* [Work instruction]:
Please copy each line below that contains the string "anestesi".
====== The data
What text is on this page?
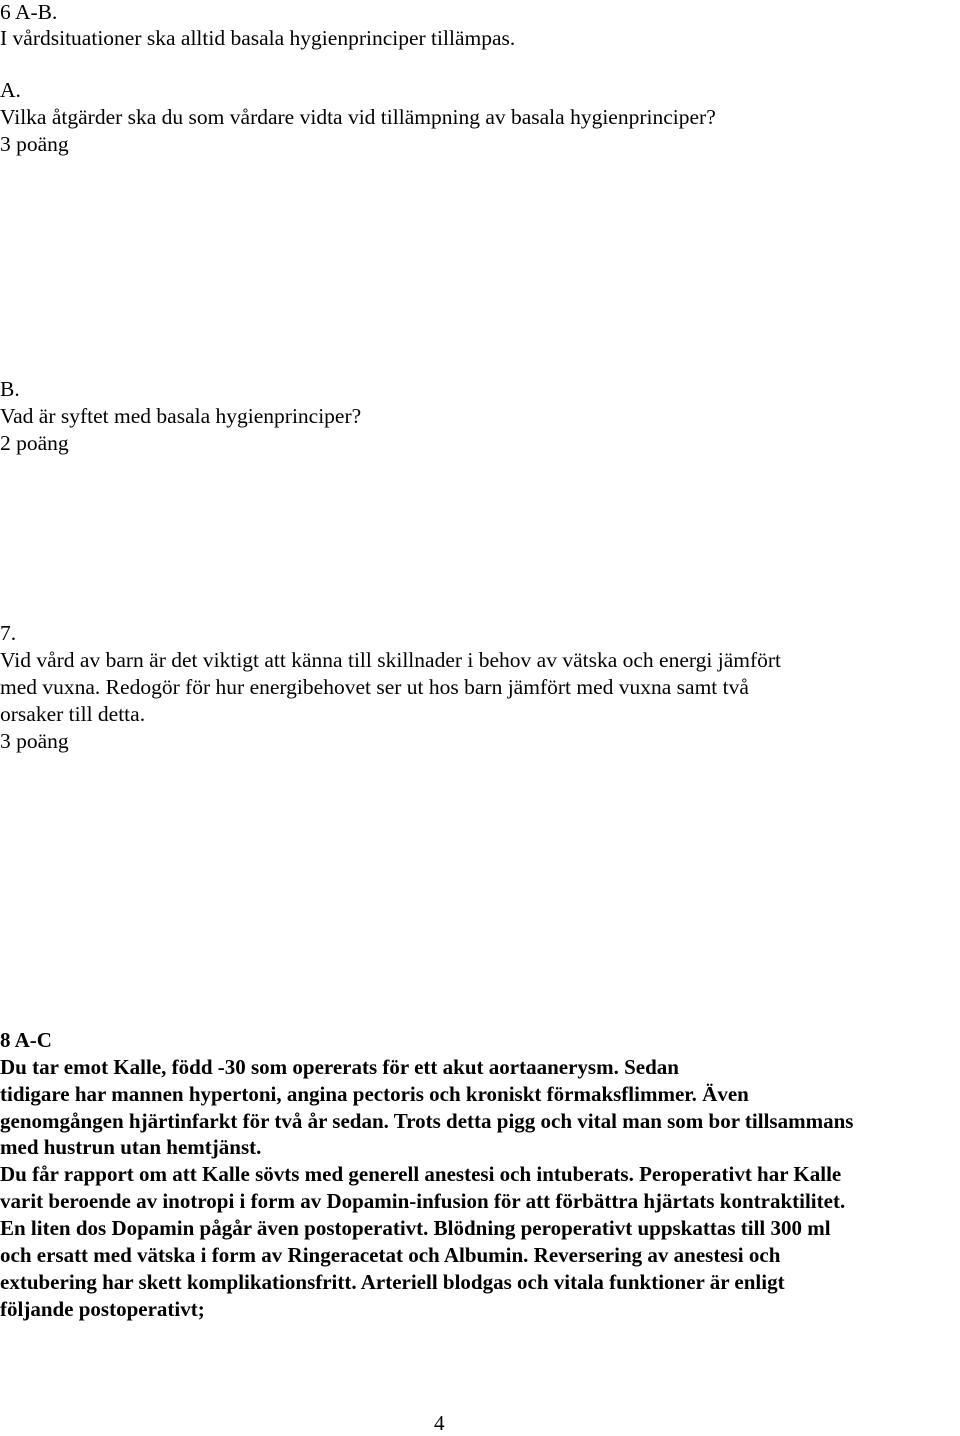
6 A-B.
I vårdsituationer ska alltid basala hygienprinciper tillämpas.
A.
Vilka åtgärder ska du som vårdare vidta vid tillämpning av basala hygienprinciper?
3 poäng
B.
Vad är syftet med basala hygienprinciper?
2 poäng
7.
Vid vård av barn är det viktigt att känna till skillnader i behov av vätska och energi jämfört
med vuxna. Redogör för hur energibehovet ser ut hos barn jämfört med vuxna samt två
orsaker till detta.
3 poäng
8 A-C
Du tar emot Kalle, född -30 som opererats för ett akut aortaanerysm. Sedan
tidigare har mannen hypertoni, angina pectoris och kroniskt förmaksflimmer. Även
genomgången hjärtinfarkt för två år sedan. Trots detta pigg och vital man som bor tillsammans
med hustrun utan hemtjänst.
Du får rapport om att Kalle sövts med generell anestesi och intuberats. Peroperativt har Kalle
varit beroende av inotropi i form av Dopamin-infusion för att förbättra hjärtats kontraktilitet.
En liten dos Dopamin pågår även postoperativt. Blödning peroperativt uppskattas till 300 ml
och ersatt med vätska i form av Ringeracetat och Albumin. Reversering av anestesi och
extubering har skett komplikationsfritt. Arteriell blodgas och vitala funktioner är enligt
följande postoperativt;
4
============
* [Solution to the exercise]:
Du får rapport om att Kalle sövts med generell anestesi och intuberats. Peroperativt har Kalle
och ersatt med vätska i form av Ringeracetat och Albumin. Reversering av anestesi och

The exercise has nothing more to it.